• [AIM]: Each record below should appear again exactly as written.

• [EXERCISE INPUT]:
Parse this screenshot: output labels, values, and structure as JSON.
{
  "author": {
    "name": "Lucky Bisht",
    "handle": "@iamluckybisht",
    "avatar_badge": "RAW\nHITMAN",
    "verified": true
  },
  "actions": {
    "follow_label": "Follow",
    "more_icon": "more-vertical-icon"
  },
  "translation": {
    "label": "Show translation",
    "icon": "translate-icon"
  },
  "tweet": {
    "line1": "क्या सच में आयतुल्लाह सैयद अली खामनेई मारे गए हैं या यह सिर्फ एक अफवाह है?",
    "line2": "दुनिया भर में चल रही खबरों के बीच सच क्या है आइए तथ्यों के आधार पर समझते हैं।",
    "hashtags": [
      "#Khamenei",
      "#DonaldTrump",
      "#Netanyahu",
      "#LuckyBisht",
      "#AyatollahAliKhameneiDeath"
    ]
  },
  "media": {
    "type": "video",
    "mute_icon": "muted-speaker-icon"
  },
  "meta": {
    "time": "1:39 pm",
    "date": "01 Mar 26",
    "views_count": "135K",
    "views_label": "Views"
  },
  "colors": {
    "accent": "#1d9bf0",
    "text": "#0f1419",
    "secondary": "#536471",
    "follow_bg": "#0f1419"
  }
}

• [REPLY TO THE TASK]:
Parse this screenshot: output labels, values, and structure as JSON.
{
  "author": {
    "name": "Lucky Bisht",
    "handle": "@iamluckybisht",
    "avatar_badge": "RAW\nHITMAN",
    "verified": true
  },
  "actions": {
    "follow_label": "Follow",
    "more_icon": "more-vertical-icon"
  },
  "translation": {
    "label": "Show translation",
    "icon": "translate-icon"
  },
  "tweet": {
    "line1": "क्या सच में आयतुल्लाह सैयद अली खामनेई मारे गए हैं या यह सिर्फ एक अफवाह है?",
    "line2": "दुनिया भर में चल रही खबरों के बीच सच क्या है आइए तथ्यों के आधार पर समझते हैं।",
    "hashtags": [
      "#Khamenei",
      "#DonaldTrump",
      "#Netanyahu",
      "#LuckyBisht",
      "#AyatollahAliKhameneiDeath"
    ]
  },
  "media": {
    "type": "video",
    "mute_icon": "muted-speaker-icon"
  },
  "meta": {
    "time": "1:39 pm",
    "date": "01 Mar 26",
    "views_count": "135K",
    "views_label": "Views"
  },
  "colors": {
    "accent": "#1d9bf0",
    "text": "#0f1419",
    "secondary": "#536471",
    "follow_bg": "#0f1419"
  }
}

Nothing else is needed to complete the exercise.